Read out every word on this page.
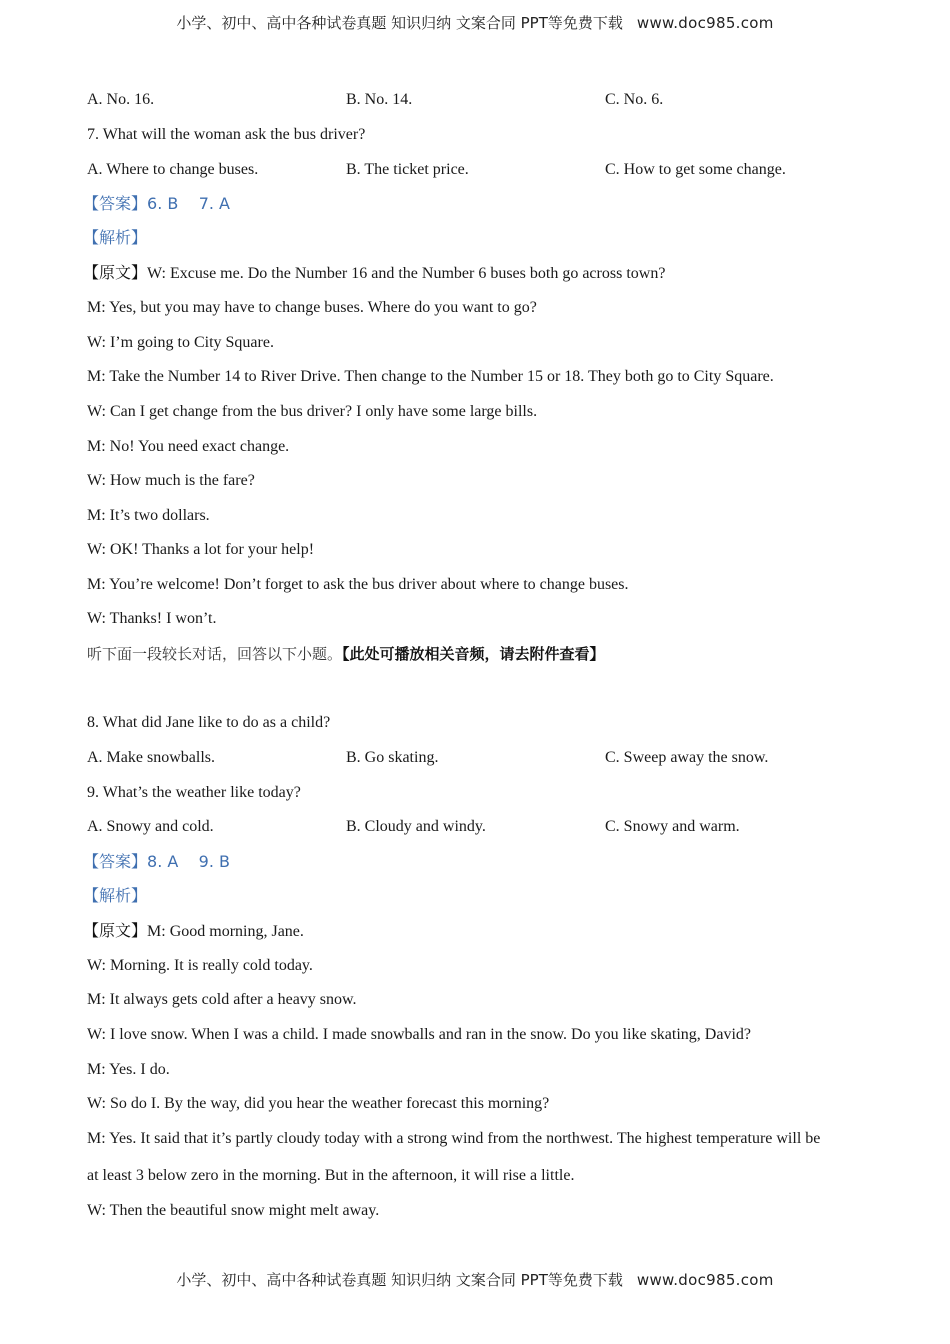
小学、初中、高中各种试卷真题 知识归纳 文案合同 PPT等免费下载 www.doc985.com
A. No. 16.	B. No. 14.	C. No. 6.
7. What will the woman ask the bus driver?
A. Where to change buses.	B. The ticket price.	C. How to get some change.
【答案】6. B    7. A
【解析】
【原文】W: Excuse me. Do the Number 16 and the Number 6 buses both go across town?
M: Yes, but you may have to change buses. Where do you want to go?
W: I’m going to City Square.
M: Take the Number 14 to River Drive. Then change to the Number 15 or 18. They both go to City Square.
W: Can I get change from the bus driver? I only have some large bills.
M: No! You need exact change.
W: How much is the fare?
M: It’s two dollars.
W: OK! Thanks a lot for your help!
M: You’re welcome! Don’t forget to ask the bus driver about where to change buses.
W: Thanks! I won’t.
听下面一段较长对话，回答以下小题。【此处可播放相关音频，请去附件查看】
8. What did Jane like to do as a child?
A. Make snowballs.	B. Go skating.	C. Sweep away the snow.
9. What’s the weather like today?
A. Snowy and cold.	B. Cloudy and windy.	C. Snowy and warm.
【答案】8. A    9. B
【解析】
【原文】M: Good morning, Jane.
W: Morning. It is really cold today.
M: It always gets cold after a heavy snow.
W: I love snow. When I was a child. I made snowballs and ran in the snow. Do you like skating, David?
M: Yes. I do.
W: So do I. By the way, did you hear the weather forecast this morning?
M: Yes. It said that it’s partly cloudy today with a strong wind from the northwest. The highest temperature will be
at least 3 below zero in the morning. But in the afternoon, it will rise a little.
W: Then the beautiful snow might melt away.
小学、初中、高中各种试卷真题 知识归纳 文案合同 PPT等免费下载 www.doc985.com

──────────

# [Goal]
Show every line from the entries above in which the word "have" appears.

# [Task response]
M: Yes, but you may have to change buses. Where do you want to go?
W: Can I get change from the bus driver? I only have some large bills.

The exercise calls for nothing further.